§ What you have to do: Pictures aside, quote the whole listing exactly.

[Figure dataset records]
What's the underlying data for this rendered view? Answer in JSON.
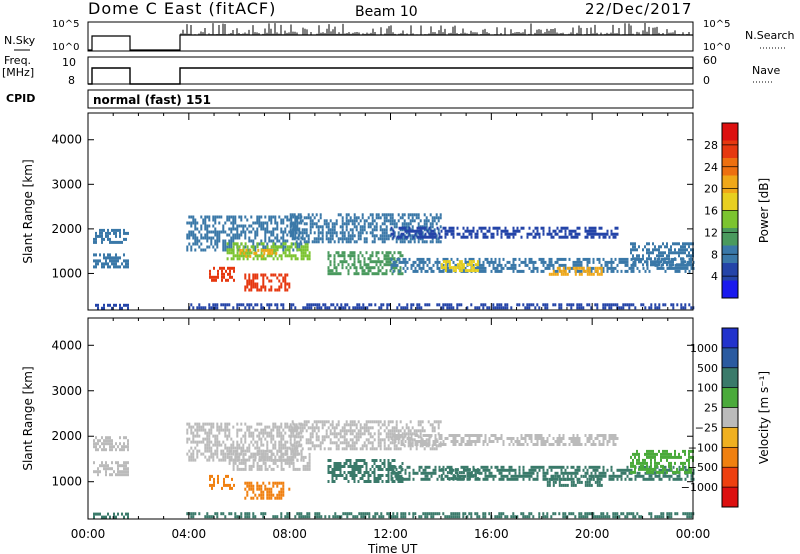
{
  "header": {
    "title": "Dome C East (fitACF)",
    "beam": "Beam 10",
    "date": "22/Dec/2017"
  },
  "top_panels": {
    "nsky": {
      "label": "N.Sky",
      "ticks_left": [
        "10^5",
        "10^0"
      ],
      "right_label": "N.Search",
      "ticks_right": [
        "10^5",
        "10^0"
      ]
    },
    "freq": {
      "label_line1": "Freq.",
      "label_line2": "[MHz]",
      "ticks_left": [
        "10",
        "8"
      ],
      "right_label": "Nave",
      "ticks_right": [
        "60",
        "0"
      ]
    },
    "cpid": {
      "label": "CPID",
      "mode": "normal (fast) 151"
    }
  },
  "chart_data": [
    {
      "type": "heatmap",
      "name": "Power",
      "ylabel": "Slant Range [km]",
      "yticks": [
        "1000",
        "2000",
        "3000",
        "4000"
      ],
      "ylim": [
        180,
        4600
      ],
      "x_unit": "hours UT",
      "xlim": [
        0,
        24
      ],
      "colorbar": {
        "label": "Power [dB]",
        "ticks": [
          "4",
          "8",
          "12",
          "16",
          "20",
          "24",
          "28"
        ],
        "range": [
          0,
          32
        ],
        "colors": [
          "#1a1aee",
          "#2444a8",
          "#3a78a8",
          "#4a9a5e",
          "#7cc430",
          "#e8d020",
          "#f0a818",
          "#ee7010",
          "#e63810",
          "#dd1010"
        ]
      },
      "patches": [
        {
          "t0": 0.2,
          "t1": 1.6,
          "r0": 1700,
          "r1": 2000,
          "value": 7
        },
        {
          "t0": 0.2,
          "t1": 1.6,
          "r0": 1150,
          "r1": 1450,
          "value": 8
        },
        {
          "t0": 0.2,
          "t1": 1.6,
          "r0": 200,
          "r1": 320,
          "value": 5
        },
        {
          "t0": 3.9,
          "t1": 24.0,
          "r0": 200,
          "r1": 330,
          "value": 6
        },
        {
          "t0": 3.9,
          "t1": 8.5,
          "r0": 1500,
          "r1": 2300,
          "value": 9
        },
        {
          "t0": 5.5,
          "t1": 8.8,
          "r0": 1300,
          "r1": 1700,
          "value": 15
        },
        {
          "t0": 6.0,
          "t1": 7.5,
          "r0": 1350,
          "r1": 1550,
          "value": 20
        },
        {
          "t0": 4.8,
          "t1": 5.8,
          "r0": 850,
          "r1": 1150,
          "value": 26
        },
        {
          "t0": 6.2,
          "t1": 8.0,
          "r0": 650,
          "r1": 1000,
          "value": 27
        },
        {
          "t0": 8.0,
          "t1": 14.0,
          "r0": 1700,
          "r1": 2350,
          "value": 8
        },
        {
          "t0": 9.5,
          "t1": 12.5,
          "r0": 1000,
          "r1": 1500,
          "value": 10
        },
        {
          "t0": 12.0,
          "t1": 24.0,
          "r0": 1050,
          "r1": 1350,
          "value": 9
        },
        {
          "t0": 14.0,
          "t1": 15.5,
          "r0": 1050,
          "r1": 1300,
          "value": 16
        },
        {
          "t0": 18.2,
          "t1": 20.4,
          "r0": 950,
          "r1": 1150,
          "value": 22
        },
        {
          "t0": 21.5,
          "t1": 24.0,
          "r0": 1200,
          "r1": 1700,
          "value": 8
        },
        {
          "t0": 12.0,
          "t1": 21.0,
          "r0": 1800,
          "r1": 2050,
          "value": 6
        }
      ]
    },
    {
      "type": "heatmap",
      "name": "Velocity",
      "ylabel": "Slant Range [km]",
      "yticks": [
        "1000",
        "2000",
        "3000",
        "4000"
      ],
      "ylim": [
        180,
        4600
      ],
      "x_unit": "hours UT",
      "xlim": [
        0,
        24
      ],
      "colorbar": {
        "label": "Velocity [m s⁻¹]",
        "ticks": [
          "1000",
          "500",
          "100",
          "25",
          "−25",
          "−100",
          "−500",
          "−1000"
        ],
        "colors": [
          "#2233cc",
          "#2a5aa0",
          "#3a7a6a",
          "#4aaa3a",
          "#bbbbbb",
          "#f0b020",
          "#f08010",
          "#ee4010",
          "#dd1010"
        ]
      },
      "patches": [
        {
          "t0": 0.2,
          "t1": 1.6,
          "r0": 1700,
          "r1": 2000,
          "value": 0
        },
        {
          "t0": 0.2,
          "t1": 1.6,
          "r0": 1150,
          "r1": 1450,
          "value": 5
        },
        {
          "t0": 0.2,
          "t1": 1.6,
          "r0": 200,
          "r1": 320,
          "value": 120
        },
        {
          "t0": 3.9,
          "t1": 24.0,
          "r0": 200,
          "r1": 330,
          "value": 150
        },
        {
          "t0": 3.9,
          "t1": 8.5,
          "r0": 1500,
          "r1": 2300,
          "value": 0
        },
        {
          "t0": 5.5,
          "t1": 8.8,
          "r0": 1300,
          "r1": 1700,
          "value": 10
        },
        {
          "t0": 4.8,
          "t1": 5.8,
          "r0": 850,
          "r1": 1150,
          "value": -250
        },
        {
          "t0": 6.2,
          "t1": 8.0,
          "r0": 650,
          "r1": 1000,
          "value": -300
        },
        {
          "t0": 8.0,
          "t1": 14.0,
          "r0": 1700,
          "r1": 2350,
          "value": 0
        },
        {
          "t0": 9.5,
          "t1": 12.5,
          "r0": 1000,
          "r1": 1500,
          "value": 300
        },
        {
          "t0": 12.0,
          "t1": 24.0,
          "r0": 1050,
          "r1": 1350,
          "value": 250
        },
        {
          "t0": 14.0,
          "t1": 15.5,
          "r0": 1050,
          "r1": 1300,
          "value": 120
        },
        {
          "t0": 18.2,
          "t1": 20.4,
          "r0": 950,
          "r1": 1150,
          "value": 400
        },
        {
          "t0": 21.5,
          "t1": 24.0,
          "r0": 1200,
          "r1": 1700,
          "value": 60
        },
        {
          "t0": 12.0,
          "t1": 21.0,
          "r0": 1800,
          "r1": 2050,
          "value": 0
        }
      ]
    }
  ],
  "xaxis": {
    "ticks": [
      "00:00",
      "04:00",
      "08:00",
      "12:00",
      "16:00",
      "20:00",
      "00:00"
    ],
    "label": "Time UT"
  }
}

§ Correct answer:
What's the underlying data for this rendered view? Answer in JSON.
{
  "header": {
    "title": "Dome C East (fitACF)",
    "beam": "Beam 10",
    "date": "22/Dec/2017"
  },
  "top_panels": {
    "nsky": {
      "label": "N.Sky",
      "ticks_left": [
        "10^5",
        "10^0"
      ],
      "right_label": "N.Search",
      "ticks_right": [
        "10^5",
        "10^0"
      ]
    },
    "freq": {
      "label_line1": "Freq.",
      "label_line2": "[MHz]",
      "ticks_left": [
        "10",
        "8"
      ],
      "right_label": "Nave",
      "ticks_right": [
        "60",
        "0"
      ]
    },
    "cpid": {
      "label": "CPID",
      "mode": "normal (fast) 151"
    }
  },
  "chart_data": [
    {
      "type": "heatmap",
      "name": "Power",
      "ylabel": "Slant Range [km]",
      "yticks": [
        "1000",
        "2000",
        "3000",
        "4000"
      ],
      "ylim": [
        180,
        4600
      ],
      "x_unit": "hours UT",
      "xlim": [
        0,
        24
      ],
      "colorbar": {
        "label": "Power [dB]",
        "ticks": [
          "4",
          "8",
          "12",
          "16",
          "20",
          "24",
          "28"
        ],
        "range": [
          0,
          32
        ],
        "colors": [
          "#1a1aee",
          "#2444a8",
          "#3a78a8",
          "#4a9a5e",
          "#7cc430",
          "#e8d020",
          "#f0a818",
          "#ee7010",
          "#e63810",
          "#dd1010"
        ]
      },
      "patches": [
        {
          "t0": 0.2,
          "t1": 1.6,
          "r0": 1700,
          "r1": 2000,
          "value": 7
        },
        {
          "t0": 0.2,
          "t1": 1.6,
          "r0": 1150,
          "r1": 1450,
          "value": 8
        },
        {
          "t0": 0.2,
          "t1": 1.6,
          "r0": 200,
          "r1": 320,
          "value": 5
        },
        {
          "t0": 3.9,
          "t1": 24.0,
          "r0": 200,
          "r1": 330,
          "value": 6
        },
        {
          "t0": 3.9,
          "t1": 8.5,
          "r0": 1500,
          "r1": 2300,
          "value": 9
        },
        {
          "t0": 5.5,
          "t1": 8.8,
          "r0": 1300,
          "r1": 1700,
          "value": 15
        },
        {
          "t0": 6.0,
          "t1": 7.5,
          "r0": 1350,
          "r1": 1550,
          "value": 20
        },
        {
          "t0": 4.8,
          "t1": 5.8,
          "r0": 850,
          "r1": 1150,
          "value": 26
        },
        {
          "t0": 6.2,
          "t1": 8.0,
          "r0": 650,
          "r1": 1000,
          "value": 27
        },
        {
          "t0": 8.0,
          "t1": 14.0,
          "r0": 1700,
          "r1": 2350,
          "value": 8
        },
        {
          "t0": 9.5,
          "t1": 12.5,
          "r0": 1000,
          "r1": 1500,
          "value": 10
        },
        {
          "t0": 12.0,
          "t1": 24.0,
          "r0": 1050,
          "r1": 1350,
          "value": 9
        },
        {
          "t0": 14.0,
          "t1": 15.5,
          "r0": 1050,
          "r1": 1300,
          "value": 16
        },
        {
          "t0": 18.2,
          "t1": 20.4,
          "r0": 950,
          "r1": 1150,
          "value": 22
        },
        {
          "t0": 21.5,
          "t1": 24.0,
          "r0": 1200,
          "r1": 1700,
          "value": 8
        },
        {
          "t0": 12.0,
          "t1": 21.0,
          "r0": 1800,
          "r1": 2050,
          "value": 6
        }
      ]
    },
    {
      "type": "heatmap",
      "name": "Velocity",
      "ylabel": "Slant Range [km]",
      "yticks": [
        "1000",
        "2000",
        "3000",
        "4000"
      ],
      "ylim": [
        180,
        4600
      ],
      "x_unit": "hours UT",
      "xlim": [
        0,
        24
      ],
      "colorbar": {
        "label": "Velocity [m s⁻¹]",
        "ticks": [
          "1000",
          "500",
          "100",
          "25",
          "−25",
          "−100",
          "−500",
          "−1000"
        ],
        "colors": [
          "#2233cc",
          "#2a5aa0",
          "#3a7a6a",
          "#4aaa3a",
          "#bbbbbb",
          "#f0b020",
          "#f08010",
          "#ee4010",
          "#dd1010"
        ]
      },
      "patches": [
        {
          "t0": 0.2,
          "t1": 1.6,
          "r0": 1700,
          "r1": 2000,
          "value": 0
        },
        {
          "t0": 0.2,
          "t1": 1.6,
          "r0": 1150,
          "r1": 1450,
          "value": 5
        },
        {
          "t0": 0.2,
          "t1": 1.6,
          "r0": 200,
          "r1": 320,
          "value": 120
        },
        {
          "t0": 3.9,
          "t1": 24.0,
          "r0": 200,
          "r1": 330,
          "value": 150
        },
        {
          "t0": 3.9,
          "t1": 8.5,
          "r0": 1500,
          "r1": 2300,
          "value": 0
        },
        {
          "t0": 5.5,
          "t1": 8.8,
          "r0": 1300,
          "r1": 1700,
          "value": 10
        },
        {
          "t0": 4.8,
          "t1": 5.8,
          "r0": 850,
          "r1": 1150,
          "value": -250
        },
        {
          "t0": 6.2,
          "t1": 8.0,
          "r0": 650,
          "r1": 1000,
          "value": -300
        },
        {
          "t0": 8.0,
          "t1": 14.0,
          "r0": 1700,
          "r1": 2350,
          "value": 0
        },
        {
          "t0": 9.5,
          "t1": 12.5,
          "r0": 1000,
          "r1": 1500,
          "value": 300
        },
        {
          "t0": 12.0,
          "t1": 24.0,
          "r0": 1050,
          "r1": 1350,
          "value": 250
        },
        {
          "t0": 14.0,
          "t1": 15.5,
          "r0": 1050,
          "r1": 1300,
          "value": 120
        },
        {
          "t0": 18.2,
          "t1": 20.4,
          "r0": 950,
          "r1": 1150,
          "value": 400
        },
        {
          "t0": 21.5,
          "t1": 24.0,
          "r0": 1200,
          "r1": 1700,
          "value": 60
        },
        {
          "t0": 12.0,
          "t1": 21.0,
          "r0": 1800,
          "r1": 2050,
          "value": 0
        }
      ]
    }
  ],
  "xaxis": {
    "ticks": [
      "00:00",
      "04:00",
      "08:00",
      "12:00",
      "16:00",
      "20:00",
      "00:00"
    ],
    "label": "Time UT"
  }
}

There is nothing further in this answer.